--- Provided records Enclosed Below ---

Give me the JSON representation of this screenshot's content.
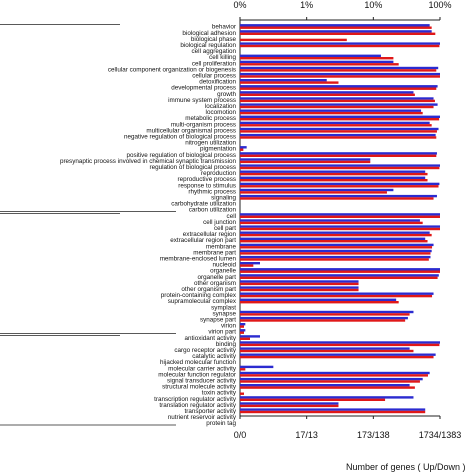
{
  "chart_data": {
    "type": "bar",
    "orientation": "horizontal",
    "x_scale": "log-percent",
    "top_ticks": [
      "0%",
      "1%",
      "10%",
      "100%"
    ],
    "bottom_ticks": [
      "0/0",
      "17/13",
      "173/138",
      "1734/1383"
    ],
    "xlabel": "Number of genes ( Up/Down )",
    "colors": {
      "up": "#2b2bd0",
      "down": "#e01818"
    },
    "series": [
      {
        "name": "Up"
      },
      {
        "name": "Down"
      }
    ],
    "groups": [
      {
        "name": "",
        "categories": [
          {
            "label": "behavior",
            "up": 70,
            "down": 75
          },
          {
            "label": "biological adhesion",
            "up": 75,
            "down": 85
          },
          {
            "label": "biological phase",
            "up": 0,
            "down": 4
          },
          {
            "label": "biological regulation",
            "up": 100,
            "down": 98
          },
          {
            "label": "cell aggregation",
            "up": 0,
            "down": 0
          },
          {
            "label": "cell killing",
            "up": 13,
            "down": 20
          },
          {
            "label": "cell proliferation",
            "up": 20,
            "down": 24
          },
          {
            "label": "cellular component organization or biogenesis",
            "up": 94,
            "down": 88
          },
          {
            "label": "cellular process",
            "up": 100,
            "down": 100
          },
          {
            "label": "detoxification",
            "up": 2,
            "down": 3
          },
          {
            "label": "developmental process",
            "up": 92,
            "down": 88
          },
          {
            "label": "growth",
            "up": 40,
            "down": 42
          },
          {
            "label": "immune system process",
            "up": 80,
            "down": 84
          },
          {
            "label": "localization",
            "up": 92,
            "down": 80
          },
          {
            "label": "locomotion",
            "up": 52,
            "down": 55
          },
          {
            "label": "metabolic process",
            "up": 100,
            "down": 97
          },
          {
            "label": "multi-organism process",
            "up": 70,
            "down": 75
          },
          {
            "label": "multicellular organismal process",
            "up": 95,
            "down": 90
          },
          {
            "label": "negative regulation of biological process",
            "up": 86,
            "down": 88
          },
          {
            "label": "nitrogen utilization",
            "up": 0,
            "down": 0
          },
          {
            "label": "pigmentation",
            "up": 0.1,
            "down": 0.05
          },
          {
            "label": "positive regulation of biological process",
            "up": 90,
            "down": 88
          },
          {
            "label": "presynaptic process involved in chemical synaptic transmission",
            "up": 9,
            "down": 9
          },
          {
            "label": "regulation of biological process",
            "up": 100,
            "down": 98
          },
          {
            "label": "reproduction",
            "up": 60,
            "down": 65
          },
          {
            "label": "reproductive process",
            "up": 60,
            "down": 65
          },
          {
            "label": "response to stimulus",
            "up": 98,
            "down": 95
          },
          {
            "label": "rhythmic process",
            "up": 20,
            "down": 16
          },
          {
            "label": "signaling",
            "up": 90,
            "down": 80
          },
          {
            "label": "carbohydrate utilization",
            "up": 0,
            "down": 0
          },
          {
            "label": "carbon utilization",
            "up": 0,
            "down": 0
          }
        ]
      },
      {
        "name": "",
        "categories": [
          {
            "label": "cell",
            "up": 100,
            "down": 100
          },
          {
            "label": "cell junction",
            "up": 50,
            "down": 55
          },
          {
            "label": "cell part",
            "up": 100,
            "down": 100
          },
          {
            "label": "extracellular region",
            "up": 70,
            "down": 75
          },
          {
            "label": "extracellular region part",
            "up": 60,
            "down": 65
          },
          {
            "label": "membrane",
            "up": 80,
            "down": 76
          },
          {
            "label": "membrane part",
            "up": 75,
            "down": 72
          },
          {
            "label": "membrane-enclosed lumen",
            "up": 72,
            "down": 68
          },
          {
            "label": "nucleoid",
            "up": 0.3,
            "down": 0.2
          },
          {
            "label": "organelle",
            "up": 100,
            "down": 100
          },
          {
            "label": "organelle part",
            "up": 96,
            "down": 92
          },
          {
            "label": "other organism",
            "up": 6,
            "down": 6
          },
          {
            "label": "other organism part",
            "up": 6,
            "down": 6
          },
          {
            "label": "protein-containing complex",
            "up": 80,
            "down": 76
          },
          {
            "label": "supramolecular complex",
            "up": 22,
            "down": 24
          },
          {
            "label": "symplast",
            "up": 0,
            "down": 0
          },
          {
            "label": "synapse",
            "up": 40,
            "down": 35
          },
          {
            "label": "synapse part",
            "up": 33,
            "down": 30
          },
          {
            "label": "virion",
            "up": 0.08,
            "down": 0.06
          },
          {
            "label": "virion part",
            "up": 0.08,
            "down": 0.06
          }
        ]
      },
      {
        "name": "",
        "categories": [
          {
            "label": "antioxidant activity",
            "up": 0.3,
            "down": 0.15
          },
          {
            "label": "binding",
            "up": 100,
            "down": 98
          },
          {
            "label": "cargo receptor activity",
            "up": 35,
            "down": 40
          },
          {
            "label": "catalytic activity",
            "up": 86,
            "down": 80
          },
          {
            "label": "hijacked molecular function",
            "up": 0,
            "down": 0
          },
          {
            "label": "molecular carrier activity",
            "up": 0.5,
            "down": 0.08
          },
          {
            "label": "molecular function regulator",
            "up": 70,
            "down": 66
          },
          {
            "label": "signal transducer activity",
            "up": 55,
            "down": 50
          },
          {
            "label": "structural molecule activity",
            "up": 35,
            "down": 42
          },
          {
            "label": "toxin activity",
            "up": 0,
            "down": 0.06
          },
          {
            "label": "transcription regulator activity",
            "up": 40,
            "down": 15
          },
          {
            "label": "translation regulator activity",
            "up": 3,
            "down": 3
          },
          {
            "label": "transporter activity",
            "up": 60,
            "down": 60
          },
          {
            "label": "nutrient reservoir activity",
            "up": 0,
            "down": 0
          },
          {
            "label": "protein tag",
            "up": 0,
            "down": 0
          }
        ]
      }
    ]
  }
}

--- End of Enclosed Provided records ---
--- Provided records Enclosed Below ---

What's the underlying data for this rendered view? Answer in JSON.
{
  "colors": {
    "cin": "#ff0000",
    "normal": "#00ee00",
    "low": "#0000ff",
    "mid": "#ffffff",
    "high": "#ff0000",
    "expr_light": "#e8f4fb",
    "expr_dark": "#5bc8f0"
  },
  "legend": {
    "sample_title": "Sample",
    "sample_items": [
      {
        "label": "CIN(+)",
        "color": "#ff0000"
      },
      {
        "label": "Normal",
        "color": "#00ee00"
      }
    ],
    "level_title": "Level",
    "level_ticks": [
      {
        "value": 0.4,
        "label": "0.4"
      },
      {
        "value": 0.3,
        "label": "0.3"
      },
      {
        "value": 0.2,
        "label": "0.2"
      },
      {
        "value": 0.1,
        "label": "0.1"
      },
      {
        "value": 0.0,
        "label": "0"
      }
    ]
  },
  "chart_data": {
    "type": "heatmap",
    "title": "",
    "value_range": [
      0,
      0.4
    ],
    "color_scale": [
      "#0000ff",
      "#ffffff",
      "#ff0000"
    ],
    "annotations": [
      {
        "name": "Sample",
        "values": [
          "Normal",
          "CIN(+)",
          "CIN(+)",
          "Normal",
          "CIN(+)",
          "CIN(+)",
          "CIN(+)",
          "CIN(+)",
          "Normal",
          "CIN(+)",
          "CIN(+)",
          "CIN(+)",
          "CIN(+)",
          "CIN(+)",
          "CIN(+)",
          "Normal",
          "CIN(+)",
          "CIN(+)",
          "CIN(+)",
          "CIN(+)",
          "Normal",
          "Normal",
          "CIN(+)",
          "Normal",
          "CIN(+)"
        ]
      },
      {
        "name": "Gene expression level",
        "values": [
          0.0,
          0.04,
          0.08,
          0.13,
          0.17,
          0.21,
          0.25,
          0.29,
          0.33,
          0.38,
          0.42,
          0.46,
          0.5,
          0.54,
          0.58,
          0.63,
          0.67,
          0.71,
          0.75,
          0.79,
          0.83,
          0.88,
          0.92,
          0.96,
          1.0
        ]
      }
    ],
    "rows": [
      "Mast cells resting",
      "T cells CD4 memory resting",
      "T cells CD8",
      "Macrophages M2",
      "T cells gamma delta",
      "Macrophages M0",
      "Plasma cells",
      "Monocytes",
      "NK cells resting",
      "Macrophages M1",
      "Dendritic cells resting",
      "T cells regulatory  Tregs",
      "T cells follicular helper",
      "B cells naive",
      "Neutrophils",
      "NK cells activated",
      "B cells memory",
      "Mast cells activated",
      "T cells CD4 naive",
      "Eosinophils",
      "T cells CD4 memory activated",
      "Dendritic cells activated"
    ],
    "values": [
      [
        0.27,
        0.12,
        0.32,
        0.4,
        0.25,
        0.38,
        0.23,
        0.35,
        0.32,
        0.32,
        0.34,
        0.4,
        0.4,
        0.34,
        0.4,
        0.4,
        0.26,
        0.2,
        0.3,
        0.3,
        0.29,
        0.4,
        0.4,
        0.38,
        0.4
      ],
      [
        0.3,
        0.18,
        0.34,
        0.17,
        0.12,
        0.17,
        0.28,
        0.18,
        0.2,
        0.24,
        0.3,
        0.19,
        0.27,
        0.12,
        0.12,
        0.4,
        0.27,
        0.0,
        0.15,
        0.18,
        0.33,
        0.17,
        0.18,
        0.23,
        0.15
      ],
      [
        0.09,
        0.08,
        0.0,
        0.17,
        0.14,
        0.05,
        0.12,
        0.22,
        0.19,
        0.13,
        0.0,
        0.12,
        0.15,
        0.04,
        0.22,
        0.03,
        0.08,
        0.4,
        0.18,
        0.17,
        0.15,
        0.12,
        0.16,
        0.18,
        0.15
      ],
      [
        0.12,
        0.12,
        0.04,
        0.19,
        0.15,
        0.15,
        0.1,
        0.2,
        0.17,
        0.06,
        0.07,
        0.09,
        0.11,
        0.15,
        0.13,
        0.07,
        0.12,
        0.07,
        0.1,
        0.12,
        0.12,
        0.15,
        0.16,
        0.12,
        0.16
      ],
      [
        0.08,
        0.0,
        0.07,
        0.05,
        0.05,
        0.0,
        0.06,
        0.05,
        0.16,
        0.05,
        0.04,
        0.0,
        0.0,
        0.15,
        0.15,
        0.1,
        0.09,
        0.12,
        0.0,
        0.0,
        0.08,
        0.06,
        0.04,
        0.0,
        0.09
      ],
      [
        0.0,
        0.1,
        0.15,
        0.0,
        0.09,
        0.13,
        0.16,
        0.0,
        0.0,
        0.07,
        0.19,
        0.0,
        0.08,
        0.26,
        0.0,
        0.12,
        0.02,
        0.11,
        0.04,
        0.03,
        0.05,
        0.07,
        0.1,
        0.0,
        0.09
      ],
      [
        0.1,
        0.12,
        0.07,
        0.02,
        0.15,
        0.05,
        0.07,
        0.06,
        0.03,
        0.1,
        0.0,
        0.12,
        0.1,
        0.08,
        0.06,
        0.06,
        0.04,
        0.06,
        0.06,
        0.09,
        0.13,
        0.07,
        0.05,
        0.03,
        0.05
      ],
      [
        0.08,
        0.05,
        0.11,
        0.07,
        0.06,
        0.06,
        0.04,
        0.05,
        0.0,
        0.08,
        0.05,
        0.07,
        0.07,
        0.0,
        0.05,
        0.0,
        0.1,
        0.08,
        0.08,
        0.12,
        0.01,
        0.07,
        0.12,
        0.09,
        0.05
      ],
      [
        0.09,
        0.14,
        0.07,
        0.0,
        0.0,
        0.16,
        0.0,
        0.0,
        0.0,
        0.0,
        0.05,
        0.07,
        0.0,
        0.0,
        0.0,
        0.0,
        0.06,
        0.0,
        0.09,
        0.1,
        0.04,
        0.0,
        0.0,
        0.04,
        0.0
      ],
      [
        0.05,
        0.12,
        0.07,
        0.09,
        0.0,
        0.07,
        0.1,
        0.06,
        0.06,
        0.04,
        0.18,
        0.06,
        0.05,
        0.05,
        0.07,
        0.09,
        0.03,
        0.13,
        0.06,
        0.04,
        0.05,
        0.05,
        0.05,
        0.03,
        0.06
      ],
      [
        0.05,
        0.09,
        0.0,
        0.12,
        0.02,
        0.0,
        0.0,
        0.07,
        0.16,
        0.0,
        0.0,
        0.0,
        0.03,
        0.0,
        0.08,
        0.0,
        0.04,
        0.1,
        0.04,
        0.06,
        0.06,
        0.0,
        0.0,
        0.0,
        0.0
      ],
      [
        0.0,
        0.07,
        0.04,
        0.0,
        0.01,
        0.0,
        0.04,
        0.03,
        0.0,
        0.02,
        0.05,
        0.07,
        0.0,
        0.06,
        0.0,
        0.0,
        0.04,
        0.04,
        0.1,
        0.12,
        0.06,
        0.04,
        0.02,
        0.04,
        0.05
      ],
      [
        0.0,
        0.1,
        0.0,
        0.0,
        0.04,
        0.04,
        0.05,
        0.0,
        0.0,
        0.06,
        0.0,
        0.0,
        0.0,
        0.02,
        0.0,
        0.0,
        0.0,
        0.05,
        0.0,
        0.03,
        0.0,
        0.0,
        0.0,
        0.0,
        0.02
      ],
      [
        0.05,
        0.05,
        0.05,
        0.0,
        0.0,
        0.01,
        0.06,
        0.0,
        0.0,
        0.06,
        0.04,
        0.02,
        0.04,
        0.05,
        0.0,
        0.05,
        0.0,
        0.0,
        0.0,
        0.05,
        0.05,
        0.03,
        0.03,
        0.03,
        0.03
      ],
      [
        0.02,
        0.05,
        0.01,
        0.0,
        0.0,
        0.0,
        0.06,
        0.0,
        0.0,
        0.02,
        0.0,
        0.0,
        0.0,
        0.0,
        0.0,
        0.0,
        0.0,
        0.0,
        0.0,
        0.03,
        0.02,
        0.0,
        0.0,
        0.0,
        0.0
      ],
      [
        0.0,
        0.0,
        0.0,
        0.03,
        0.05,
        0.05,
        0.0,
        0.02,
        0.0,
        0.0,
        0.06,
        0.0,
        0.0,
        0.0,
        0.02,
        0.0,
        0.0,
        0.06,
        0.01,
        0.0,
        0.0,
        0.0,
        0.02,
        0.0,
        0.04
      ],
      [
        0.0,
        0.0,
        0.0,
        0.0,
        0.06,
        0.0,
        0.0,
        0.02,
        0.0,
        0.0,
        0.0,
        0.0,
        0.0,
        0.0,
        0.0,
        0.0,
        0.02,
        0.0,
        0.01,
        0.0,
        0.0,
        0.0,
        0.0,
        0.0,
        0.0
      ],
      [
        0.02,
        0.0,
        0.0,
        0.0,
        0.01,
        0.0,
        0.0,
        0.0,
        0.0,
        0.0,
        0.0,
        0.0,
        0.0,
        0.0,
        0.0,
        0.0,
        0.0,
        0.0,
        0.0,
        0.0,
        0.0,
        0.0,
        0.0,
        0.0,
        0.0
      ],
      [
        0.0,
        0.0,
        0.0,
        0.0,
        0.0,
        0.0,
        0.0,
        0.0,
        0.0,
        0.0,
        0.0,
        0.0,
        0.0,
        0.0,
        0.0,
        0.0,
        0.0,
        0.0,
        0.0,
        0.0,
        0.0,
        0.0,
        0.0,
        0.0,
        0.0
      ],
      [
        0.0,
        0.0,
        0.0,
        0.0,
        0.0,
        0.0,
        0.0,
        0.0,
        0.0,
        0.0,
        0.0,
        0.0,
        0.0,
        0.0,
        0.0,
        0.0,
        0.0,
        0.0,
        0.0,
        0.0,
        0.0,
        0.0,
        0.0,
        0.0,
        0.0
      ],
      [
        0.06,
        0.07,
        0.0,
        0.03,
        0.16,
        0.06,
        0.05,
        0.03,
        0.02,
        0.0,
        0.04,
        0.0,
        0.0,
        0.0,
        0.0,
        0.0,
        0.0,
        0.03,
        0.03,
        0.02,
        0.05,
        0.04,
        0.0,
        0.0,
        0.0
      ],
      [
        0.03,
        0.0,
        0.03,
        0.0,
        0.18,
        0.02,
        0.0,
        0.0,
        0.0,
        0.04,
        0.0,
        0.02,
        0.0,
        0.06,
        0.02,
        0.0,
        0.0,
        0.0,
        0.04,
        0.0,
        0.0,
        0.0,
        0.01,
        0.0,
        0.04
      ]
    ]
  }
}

--- End of Enclosed Provided records ---

#### Work order
Gather each line of the records holding the string "name".

#### Exercise result
        "name": "Up"
        "name": "Down"
        "name": "",
        "name": "",
        "name": "",
        "name": "Sample",
        "name": "Gene expression level",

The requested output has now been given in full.